INSTRUCTION —
Print the records below line for line without changing a word, and leave out the pictures.

⟨

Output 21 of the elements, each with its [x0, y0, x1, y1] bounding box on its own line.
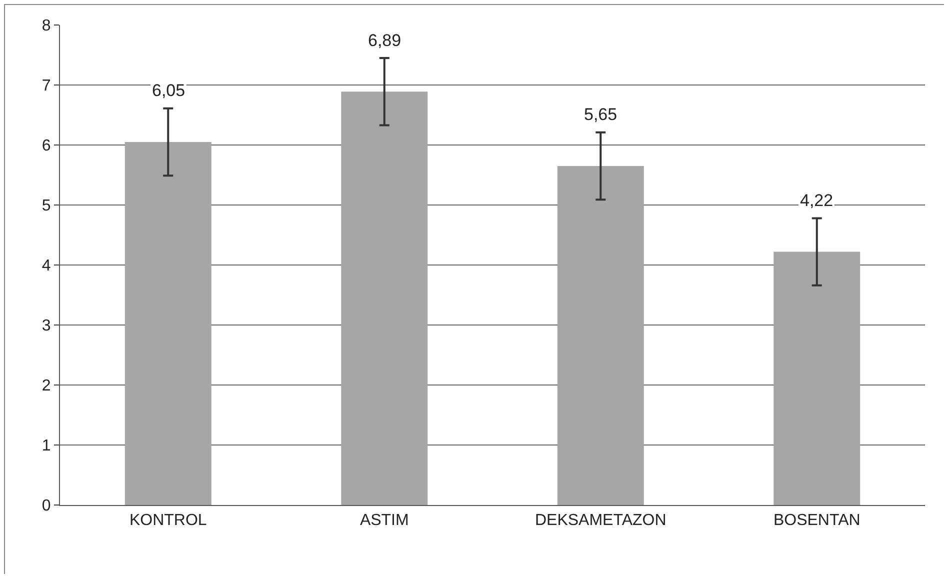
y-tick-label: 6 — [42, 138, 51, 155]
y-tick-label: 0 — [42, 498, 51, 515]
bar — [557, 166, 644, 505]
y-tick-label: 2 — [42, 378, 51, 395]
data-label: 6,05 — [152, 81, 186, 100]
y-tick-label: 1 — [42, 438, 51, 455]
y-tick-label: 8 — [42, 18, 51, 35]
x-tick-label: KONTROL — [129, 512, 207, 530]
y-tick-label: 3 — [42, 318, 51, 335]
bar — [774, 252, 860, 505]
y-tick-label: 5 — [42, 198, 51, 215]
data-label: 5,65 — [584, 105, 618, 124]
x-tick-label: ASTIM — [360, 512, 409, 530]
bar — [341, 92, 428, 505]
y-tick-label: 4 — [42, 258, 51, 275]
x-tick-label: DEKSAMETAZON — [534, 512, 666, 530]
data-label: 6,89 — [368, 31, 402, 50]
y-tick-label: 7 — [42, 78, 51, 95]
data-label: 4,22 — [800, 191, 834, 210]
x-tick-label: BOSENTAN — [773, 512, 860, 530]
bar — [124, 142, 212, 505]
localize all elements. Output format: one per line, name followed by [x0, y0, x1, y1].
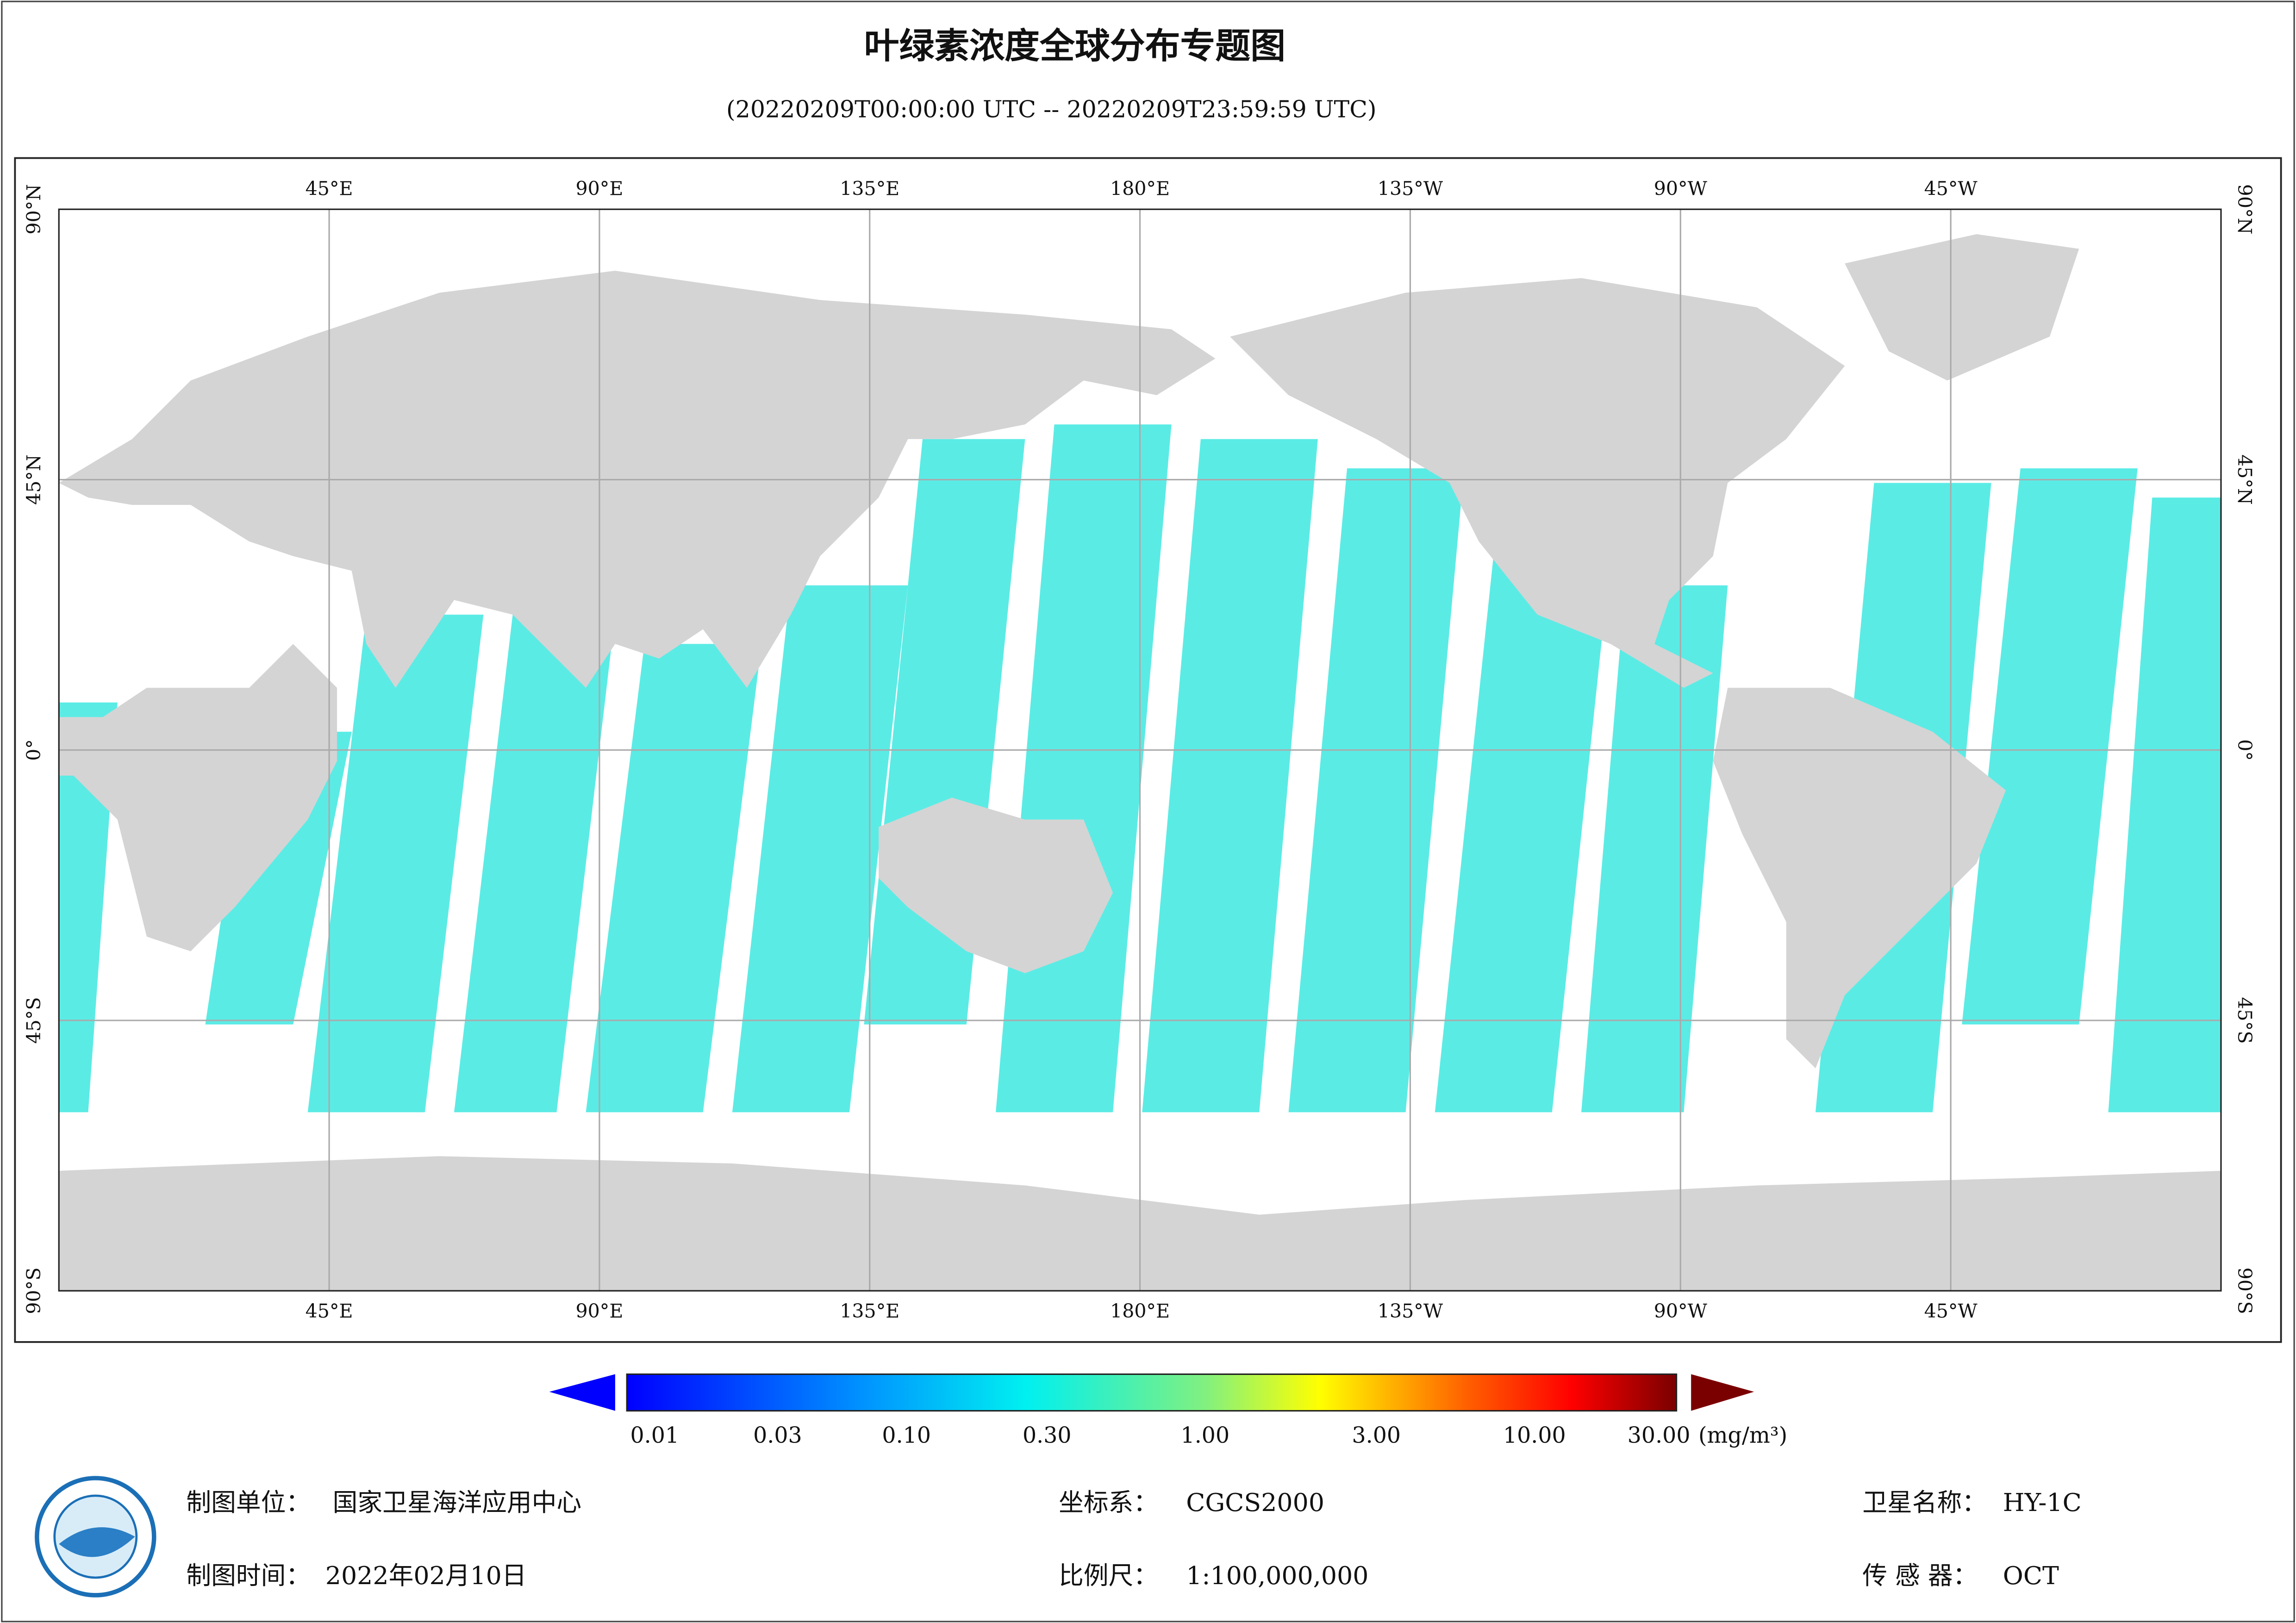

⟩

PROBLEM SOLUTION —
Output 21 of the elements, each with its [x0, y0, x1, y1] bounding box on its own line.
y-tick-label: 6 — [42, 138, 51, 155]
y-tick-label: 0 — [42, 498, 51, 515]
bar — [557, 166, 644, 505]
y-tick-label: 2 — [42, 378, 51, 395]
data-label: 6,05 — [152, 81, 186, 100]
y-tick-label: 1 — [42, 438, 51, 455]
y-tick-label: 8 — [42, 18, 51, 35]
x-tick-label: KONTROL — [129, 512, 207, 530]
y-tick-label: 3 — [42, 318, 51, 335]
bar — [774, 252, 860, 505]
y-tick-label: 5 — [42, 198, 51, 215]
data-label: 5,65 — [584, 105, 618, 124]
x-tick-label: ASTIM — [360, 512, 409, 530]
bar — [341, 92, 428, 505]
y-tick-label: 4 — [42, 258, 51, 275]
x-tick-label: DEKSAMETAZON — [534, 512, 666, 530]
data-label: 6,89 — [368, 31, 402, 50]
y-tick-label: 7 — [42, 78, 51, 95]
data-label: 4,22 — [800, 191, 834, 210]
x-tick-label: BOSENTAN — [773, 512, 860, 530]
bar — [124, 142, 212, 505]
localize all elements. Output format: one per line, name followed by [x0, y0, x1, y1].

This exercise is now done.